▸ WHAT IS EXPECTED
List all lines of the data containing the word "రకటన".

--- START ---

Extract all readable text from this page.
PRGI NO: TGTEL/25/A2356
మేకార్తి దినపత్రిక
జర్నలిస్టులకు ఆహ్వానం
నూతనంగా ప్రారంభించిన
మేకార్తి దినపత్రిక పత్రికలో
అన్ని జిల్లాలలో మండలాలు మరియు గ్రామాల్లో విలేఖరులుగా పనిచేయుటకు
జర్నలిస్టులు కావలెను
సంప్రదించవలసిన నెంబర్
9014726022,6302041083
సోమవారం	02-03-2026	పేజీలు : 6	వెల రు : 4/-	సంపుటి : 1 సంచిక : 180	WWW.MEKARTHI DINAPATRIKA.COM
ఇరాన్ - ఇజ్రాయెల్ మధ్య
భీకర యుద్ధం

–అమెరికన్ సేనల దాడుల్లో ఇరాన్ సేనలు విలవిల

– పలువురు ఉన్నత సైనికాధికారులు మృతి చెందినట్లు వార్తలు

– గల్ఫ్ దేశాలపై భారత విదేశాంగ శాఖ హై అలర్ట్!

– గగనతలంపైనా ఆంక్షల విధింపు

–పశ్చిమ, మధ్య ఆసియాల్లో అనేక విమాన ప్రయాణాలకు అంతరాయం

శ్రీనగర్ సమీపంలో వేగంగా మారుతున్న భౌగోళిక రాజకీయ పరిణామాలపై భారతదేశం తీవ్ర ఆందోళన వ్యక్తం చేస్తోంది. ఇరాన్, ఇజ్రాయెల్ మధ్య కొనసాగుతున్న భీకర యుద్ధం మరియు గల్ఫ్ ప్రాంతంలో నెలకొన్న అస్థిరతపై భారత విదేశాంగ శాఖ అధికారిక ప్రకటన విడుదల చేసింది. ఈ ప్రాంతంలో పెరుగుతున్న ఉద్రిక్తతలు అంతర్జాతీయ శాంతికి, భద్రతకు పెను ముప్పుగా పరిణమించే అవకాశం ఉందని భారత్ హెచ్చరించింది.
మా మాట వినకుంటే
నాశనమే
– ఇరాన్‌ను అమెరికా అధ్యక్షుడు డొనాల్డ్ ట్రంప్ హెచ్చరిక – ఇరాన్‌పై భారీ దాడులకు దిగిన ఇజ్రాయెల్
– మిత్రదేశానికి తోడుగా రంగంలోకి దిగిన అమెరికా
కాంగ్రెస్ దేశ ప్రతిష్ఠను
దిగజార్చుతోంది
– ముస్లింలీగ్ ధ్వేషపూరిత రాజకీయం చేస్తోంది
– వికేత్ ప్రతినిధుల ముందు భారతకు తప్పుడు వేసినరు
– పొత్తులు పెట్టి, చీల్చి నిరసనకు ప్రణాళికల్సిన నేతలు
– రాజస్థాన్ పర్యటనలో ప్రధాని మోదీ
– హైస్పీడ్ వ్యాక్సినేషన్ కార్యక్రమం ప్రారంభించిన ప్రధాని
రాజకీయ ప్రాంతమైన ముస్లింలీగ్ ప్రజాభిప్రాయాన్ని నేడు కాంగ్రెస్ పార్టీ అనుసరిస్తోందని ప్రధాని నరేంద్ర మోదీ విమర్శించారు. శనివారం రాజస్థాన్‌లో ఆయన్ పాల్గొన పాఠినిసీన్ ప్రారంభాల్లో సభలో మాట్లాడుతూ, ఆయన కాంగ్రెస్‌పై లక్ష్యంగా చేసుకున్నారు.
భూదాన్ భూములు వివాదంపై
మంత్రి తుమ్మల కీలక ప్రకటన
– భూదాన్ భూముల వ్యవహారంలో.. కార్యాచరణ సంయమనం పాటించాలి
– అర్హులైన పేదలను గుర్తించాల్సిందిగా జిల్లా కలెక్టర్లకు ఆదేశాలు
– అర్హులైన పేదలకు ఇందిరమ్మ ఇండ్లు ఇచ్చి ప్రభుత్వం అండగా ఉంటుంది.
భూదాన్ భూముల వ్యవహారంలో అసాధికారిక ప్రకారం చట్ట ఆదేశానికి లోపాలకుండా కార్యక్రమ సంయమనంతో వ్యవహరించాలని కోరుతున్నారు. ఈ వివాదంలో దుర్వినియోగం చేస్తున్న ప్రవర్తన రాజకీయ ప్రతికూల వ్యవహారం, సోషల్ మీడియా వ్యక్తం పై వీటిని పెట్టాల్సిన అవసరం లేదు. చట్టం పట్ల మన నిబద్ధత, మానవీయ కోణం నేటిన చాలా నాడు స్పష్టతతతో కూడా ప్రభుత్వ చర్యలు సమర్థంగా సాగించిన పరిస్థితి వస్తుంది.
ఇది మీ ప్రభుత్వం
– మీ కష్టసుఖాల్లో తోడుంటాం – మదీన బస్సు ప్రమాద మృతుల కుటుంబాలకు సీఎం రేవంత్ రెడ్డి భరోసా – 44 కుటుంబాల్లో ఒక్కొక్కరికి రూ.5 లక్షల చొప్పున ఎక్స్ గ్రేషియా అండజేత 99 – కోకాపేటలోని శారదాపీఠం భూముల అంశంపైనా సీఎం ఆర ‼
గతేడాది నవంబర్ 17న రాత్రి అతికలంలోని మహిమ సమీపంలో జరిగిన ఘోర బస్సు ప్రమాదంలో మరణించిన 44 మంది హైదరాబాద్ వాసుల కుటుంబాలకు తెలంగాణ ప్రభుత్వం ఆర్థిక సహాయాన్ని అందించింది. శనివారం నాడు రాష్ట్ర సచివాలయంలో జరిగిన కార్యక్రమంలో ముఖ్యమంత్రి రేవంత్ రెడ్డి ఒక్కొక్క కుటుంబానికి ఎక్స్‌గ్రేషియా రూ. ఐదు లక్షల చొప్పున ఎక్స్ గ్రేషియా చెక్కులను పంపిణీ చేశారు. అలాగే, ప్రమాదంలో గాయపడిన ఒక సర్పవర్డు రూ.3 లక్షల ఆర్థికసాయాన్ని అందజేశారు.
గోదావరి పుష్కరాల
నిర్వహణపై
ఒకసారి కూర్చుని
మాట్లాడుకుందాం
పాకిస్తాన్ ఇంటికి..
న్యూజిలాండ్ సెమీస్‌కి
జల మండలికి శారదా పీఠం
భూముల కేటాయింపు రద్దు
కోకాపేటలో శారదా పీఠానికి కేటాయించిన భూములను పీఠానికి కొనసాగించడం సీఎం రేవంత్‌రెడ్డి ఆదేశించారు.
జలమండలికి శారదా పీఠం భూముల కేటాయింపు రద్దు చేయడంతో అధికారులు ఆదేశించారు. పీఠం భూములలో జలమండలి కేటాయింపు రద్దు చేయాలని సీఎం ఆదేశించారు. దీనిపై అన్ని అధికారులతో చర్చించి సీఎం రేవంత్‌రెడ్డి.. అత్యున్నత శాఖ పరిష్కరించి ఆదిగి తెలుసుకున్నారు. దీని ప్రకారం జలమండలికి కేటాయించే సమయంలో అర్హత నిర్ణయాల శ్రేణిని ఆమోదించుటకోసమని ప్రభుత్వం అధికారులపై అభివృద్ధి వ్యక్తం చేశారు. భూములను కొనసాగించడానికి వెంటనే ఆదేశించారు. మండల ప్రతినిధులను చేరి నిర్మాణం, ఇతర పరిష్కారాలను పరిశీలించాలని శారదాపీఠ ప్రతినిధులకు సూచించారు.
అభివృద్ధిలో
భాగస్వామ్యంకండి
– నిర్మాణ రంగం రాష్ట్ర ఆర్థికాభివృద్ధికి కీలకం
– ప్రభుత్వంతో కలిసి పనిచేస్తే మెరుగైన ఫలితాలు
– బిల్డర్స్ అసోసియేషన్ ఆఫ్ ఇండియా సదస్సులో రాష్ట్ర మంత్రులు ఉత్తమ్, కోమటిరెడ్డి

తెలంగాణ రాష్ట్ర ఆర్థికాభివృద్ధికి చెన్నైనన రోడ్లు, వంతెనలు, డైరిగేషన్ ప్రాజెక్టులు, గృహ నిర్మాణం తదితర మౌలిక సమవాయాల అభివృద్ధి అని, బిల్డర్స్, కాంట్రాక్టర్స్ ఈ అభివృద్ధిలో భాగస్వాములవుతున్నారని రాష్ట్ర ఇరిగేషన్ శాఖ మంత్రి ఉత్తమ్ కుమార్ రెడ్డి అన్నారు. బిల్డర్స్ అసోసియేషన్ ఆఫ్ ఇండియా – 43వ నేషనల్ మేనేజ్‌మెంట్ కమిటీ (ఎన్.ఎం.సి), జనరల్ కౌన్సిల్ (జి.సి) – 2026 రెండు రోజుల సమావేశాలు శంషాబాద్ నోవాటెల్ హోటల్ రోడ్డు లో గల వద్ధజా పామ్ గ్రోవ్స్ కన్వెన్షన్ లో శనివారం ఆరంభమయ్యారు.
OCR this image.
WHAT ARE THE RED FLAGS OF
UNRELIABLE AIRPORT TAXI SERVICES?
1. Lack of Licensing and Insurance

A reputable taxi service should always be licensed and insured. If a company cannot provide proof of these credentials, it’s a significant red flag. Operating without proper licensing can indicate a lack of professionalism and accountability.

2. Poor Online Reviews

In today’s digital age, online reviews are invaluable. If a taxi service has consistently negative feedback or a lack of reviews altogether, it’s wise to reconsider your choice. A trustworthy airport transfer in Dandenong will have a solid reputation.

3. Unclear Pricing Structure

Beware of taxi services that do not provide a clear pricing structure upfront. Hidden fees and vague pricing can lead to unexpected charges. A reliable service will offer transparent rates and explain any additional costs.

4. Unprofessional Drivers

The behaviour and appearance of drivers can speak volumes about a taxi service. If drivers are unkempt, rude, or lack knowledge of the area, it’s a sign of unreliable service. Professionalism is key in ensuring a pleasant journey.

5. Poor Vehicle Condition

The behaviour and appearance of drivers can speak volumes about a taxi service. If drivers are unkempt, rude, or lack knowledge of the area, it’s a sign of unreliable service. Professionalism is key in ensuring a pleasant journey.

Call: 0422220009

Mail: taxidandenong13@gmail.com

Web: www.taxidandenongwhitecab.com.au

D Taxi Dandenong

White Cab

--- END ---

▸ FULL OUTPUT
శ్రీనగర్ సమీపంలో వేగంగా మారుతున్న భౌగోళిక రాజకీయ పరిణామాలపై భారతదేశం తీవ్ర ఆందోళన వ్యక్తం చేస్తోంది. ఇరాన్, ఇజ్రాయెల్ మధ్య కొనసాగుతున్న భీకర యుద్ధం మరియు గల్ఫ్ ప్రాంతంలో నెలకొన్న అస్థిరతపై భారత విదేశాంగ శాఖ అధికారిక ప్రకటన విడుదల చేసింది. ఈ ప్రాంతంలో పెరుగుతున్న ఉద్రిక్తతలు అంతర్జాతీయ శాంతికి, భద్రతకు పెను ముప్పుగా పరిణమించే అవకాశం ఉందని భారత్ హెచ్చరించింది.
మంత్రి తుమ్మల కీలక ప్రకటన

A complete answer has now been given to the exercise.